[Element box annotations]

━━━━━━━━━━━━━━━━

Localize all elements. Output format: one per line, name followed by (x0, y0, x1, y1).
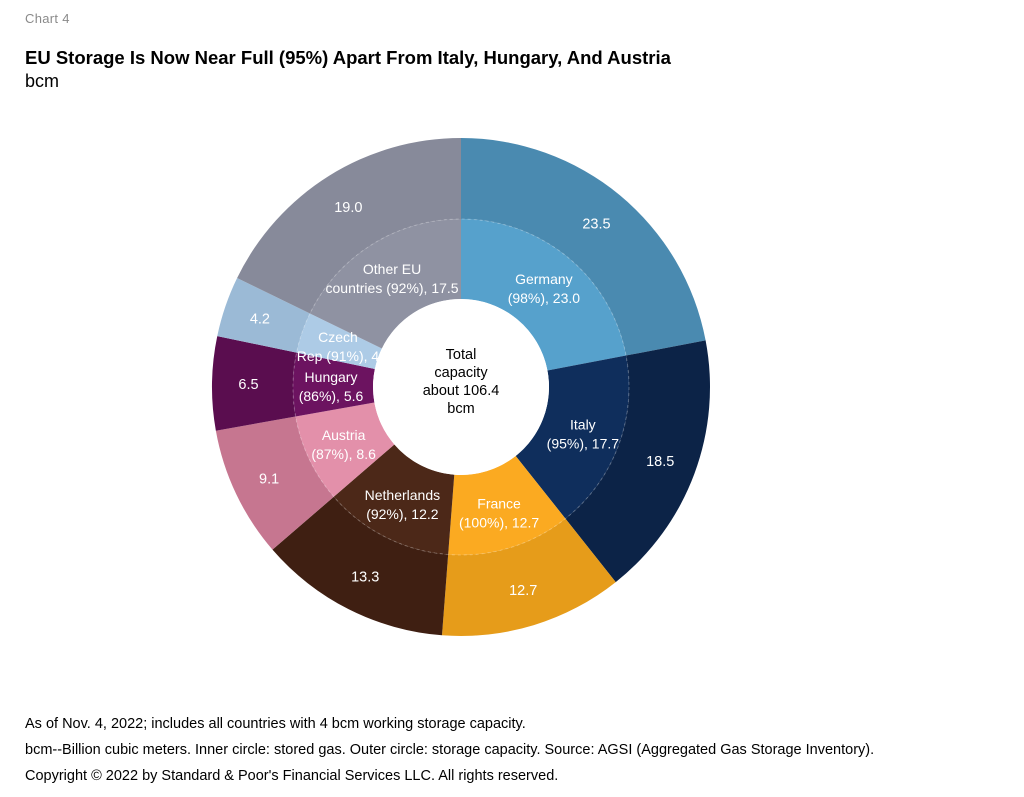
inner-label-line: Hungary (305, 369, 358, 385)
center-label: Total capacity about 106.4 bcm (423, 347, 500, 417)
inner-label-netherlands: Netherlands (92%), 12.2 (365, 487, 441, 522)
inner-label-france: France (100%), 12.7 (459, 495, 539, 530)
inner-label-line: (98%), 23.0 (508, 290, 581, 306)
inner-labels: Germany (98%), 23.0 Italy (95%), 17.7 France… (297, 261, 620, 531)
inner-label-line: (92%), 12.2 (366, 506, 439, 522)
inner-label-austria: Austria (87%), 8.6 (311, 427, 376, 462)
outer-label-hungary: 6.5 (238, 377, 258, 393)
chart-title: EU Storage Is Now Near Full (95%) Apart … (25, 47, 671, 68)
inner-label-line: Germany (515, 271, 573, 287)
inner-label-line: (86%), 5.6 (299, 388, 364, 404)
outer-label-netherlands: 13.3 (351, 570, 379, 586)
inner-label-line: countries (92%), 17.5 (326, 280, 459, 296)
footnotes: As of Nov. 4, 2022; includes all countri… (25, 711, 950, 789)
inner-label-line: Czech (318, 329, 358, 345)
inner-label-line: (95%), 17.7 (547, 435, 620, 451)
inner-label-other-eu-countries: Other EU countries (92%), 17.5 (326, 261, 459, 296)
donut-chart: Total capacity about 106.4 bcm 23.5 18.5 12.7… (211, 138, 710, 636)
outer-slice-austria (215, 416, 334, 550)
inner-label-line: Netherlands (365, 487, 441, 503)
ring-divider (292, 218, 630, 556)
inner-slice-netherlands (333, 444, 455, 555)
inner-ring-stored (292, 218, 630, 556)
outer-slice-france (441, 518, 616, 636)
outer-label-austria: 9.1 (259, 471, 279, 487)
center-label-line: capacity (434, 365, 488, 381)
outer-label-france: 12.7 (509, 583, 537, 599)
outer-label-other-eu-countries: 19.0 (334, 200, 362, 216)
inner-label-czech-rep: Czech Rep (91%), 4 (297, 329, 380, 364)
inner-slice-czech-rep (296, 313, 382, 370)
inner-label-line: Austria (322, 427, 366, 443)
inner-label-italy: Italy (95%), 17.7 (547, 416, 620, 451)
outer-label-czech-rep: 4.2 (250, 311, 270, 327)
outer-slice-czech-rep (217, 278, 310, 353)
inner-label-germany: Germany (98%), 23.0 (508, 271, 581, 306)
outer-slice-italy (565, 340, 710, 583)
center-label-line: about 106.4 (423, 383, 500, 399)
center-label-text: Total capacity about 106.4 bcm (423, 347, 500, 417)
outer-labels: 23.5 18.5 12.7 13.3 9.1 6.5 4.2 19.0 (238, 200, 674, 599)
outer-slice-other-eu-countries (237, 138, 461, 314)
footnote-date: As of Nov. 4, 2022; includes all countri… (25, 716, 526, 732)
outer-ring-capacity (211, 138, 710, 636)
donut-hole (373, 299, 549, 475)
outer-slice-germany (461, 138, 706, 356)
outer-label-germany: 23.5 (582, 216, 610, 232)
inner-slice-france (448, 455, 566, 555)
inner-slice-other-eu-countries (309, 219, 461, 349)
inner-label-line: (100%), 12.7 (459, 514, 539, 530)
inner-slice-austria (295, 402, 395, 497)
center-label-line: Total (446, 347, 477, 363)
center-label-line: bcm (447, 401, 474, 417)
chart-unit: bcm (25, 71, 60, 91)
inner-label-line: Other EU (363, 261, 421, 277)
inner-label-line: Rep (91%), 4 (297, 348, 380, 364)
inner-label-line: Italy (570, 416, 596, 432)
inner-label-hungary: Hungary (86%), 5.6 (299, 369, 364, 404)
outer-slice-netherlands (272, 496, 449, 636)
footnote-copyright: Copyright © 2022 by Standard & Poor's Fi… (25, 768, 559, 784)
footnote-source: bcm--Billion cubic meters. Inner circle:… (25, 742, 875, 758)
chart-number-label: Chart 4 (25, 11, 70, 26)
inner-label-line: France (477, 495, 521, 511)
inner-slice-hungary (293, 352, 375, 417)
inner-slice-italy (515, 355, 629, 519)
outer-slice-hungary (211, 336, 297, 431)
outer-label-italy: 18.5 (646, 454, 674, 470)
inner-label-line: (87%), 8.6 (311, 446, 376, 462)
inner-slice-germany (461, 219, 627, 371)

━━━━━━━━━━━━━━━━

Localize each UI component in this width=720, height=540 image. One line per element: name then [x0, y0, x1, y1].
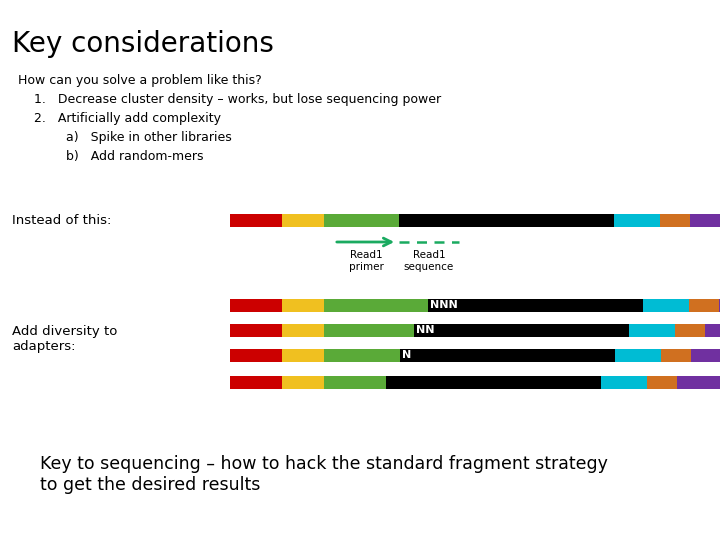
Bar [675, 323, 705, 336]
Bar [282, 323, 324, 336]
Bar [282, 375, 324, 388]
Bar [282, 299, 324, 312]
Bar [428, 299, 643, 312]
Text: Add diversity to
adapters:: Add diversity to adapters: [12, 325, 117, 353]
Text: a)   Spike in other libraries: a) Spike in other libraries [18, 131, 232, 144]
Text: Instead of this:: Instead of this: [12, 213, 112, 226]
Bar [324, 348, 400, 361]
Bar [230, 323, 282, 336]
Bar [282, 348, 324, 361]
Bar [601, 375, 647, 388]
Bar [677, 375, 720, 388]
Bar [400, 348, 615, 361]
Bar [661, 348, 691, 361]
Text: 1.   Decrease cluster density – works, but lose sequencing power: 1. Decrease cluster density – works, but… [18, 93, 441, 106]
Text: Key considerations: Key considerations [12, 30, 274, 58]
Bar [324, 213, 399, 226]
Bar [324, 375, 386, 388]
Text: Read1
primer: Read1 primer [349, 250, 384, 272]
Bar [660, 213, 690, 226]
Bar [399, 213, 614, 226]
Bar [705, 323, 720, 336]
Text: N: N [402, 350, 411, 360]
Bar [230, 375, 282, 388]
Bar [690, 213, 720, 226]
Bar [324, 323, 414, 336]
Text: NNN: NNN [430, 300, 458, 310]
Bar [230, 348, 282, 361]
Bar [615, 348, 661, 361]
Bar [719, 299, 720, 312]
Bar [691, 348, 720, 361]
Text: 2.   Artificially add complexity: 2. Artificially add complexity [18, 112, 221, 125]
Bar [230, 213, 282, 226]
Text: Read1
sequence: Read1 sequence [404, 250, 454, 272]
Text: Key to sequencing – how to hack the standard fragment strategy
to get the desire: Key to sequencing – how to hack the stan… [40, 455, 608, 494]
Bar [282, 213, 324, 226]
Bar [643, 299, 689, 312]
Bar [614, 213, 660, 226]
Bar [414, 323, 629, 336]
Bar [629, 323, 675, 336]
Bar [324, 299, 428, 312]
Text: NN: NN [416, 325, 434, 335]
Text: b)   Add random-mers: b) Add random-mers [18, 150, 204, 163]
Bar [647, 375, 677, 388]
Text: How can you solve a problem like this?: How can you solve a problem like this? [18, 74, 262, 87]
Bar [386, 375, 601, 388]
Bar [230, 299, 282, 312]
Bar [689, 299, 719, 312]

━━━━━━━━━━━━━━━━

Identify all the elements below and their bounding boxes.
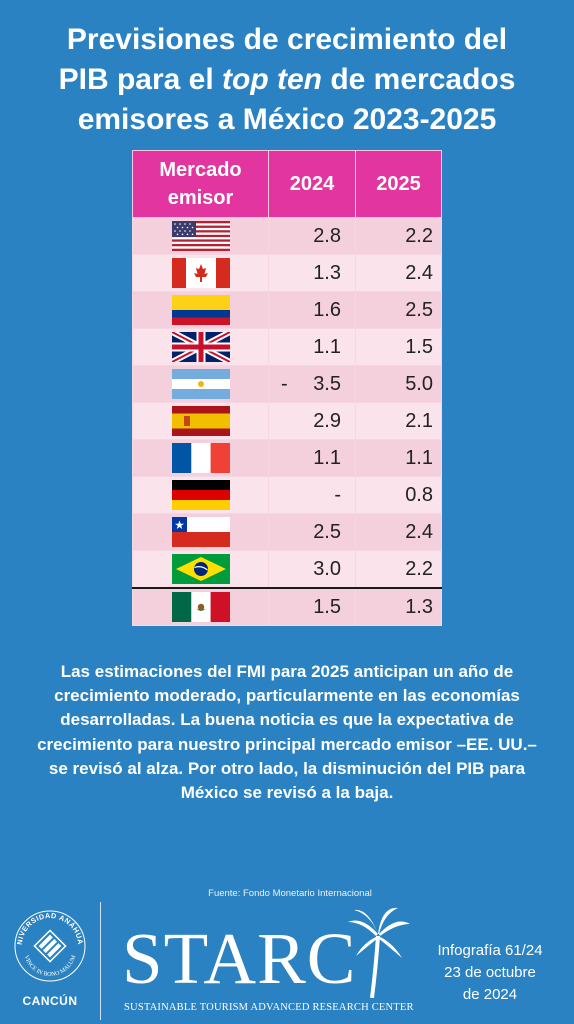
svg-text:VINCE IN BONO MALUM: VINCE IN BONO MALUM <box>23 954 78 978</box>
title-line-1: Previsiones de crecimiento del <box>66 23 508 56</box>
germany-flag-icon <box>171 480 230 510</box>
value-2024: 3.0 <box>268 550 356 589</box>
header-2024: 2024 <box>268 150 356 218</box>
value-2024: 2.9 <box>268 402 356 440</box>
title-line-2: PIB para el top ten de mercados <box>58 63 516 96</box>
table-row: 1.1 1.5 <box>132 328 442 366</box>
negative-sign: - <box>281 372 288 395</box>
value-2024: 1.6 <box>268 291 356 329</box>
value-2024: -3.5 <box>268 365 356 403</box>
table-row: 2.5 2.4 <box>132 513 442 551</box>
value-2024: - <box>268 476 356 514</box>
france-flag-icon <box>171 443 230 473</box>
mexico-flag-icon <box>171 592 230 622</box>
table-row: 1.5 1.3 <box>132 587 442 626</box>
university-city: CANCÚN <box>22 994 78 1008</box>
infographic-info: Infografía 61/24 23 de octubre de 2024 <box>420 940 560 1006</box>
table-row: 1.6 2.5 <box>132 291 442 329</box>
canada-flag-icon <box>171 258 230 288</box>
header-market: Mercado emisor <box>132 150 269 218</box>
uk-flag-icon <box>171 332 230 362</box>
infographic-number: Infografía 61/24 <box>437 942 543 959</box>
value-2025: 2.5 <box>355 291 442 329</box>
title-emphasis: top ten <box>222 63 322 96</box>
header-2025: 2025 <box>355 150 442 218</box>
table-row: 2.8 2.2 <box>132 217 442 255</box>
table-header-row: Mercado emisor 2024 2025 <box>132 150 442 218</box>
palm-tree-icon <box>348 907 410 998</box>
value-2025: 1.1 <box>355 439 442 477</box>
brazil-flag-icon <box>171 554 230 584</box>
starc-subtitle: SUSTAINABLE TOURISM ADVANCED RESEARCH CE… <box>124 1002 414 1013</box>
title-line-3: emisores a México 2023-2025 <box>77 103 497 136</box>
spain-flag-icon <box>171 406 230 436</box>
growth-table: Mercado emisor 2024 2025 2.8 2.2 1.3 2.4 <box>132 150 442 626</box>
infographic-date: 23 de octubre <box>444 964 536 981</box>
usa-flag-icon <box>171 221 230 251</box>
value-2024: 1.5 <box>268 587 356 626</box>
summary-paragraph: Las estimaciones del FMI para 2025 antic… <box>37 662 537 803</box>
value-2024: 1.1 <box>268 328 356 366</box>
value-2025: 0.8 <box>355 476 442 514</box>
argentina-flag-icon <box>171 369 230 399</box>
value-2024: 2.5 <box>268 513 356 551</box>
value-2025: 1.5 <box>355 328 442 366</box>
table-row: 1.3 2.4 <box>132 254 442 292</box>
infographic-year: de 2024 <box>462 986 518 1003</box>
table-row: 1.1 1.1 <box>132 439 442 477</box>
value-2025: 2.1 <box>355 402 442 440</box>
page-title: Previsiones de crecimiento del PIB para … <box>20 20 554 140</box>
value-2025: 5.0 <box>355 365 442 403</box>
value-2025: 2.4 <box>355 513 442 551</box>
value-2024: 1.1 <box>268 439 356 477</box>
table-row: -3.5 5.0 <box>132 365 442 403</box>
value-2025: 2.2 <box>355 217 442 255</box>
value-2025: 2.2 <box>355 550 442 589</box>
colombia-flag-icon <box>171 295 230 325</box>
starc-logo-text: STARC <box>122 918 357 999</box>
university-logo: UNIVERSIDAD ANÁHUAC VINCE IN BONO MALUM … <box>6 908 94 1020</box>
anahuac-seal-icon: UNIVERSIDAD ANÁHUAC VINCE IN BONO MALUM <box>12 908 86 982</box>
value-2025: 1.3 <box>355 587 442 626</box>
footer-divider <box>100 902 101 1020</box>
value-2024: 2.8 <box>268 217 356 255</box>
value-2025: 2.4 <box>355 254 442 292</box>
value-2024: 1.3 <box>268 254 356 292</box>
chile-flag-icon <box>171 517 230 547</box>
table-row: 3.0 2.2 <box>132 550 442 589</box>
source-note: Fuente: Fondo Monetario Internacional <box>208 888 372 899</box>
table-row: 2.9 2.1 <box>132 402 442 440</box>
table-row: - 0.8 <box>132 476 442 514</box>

━━━━━━━━━━━━━━━━

**CHALLENGE:**
Duplicate the data lines starting at the line containing "inner-label-line: Hungary (305, 369, 358, 385)" and ending at the line containing "inner-label-line: (98%), 23.0", keeping each line identical.

**FINAL RESULT:**
inner-label-line: Hungary (305, 369, 358, 385)
center-label: Total capacity about 106.4 bcm (423, 347, 500, 417)
inner-label-netherlands: Netherlands (92%), 12.2 (365, 487, 441, 522)
inner-label-france: France (100%), 12.7 (459, 495, 539, 530)
inner-label-line: (98%), 23.0 (508, 290, 581, 306)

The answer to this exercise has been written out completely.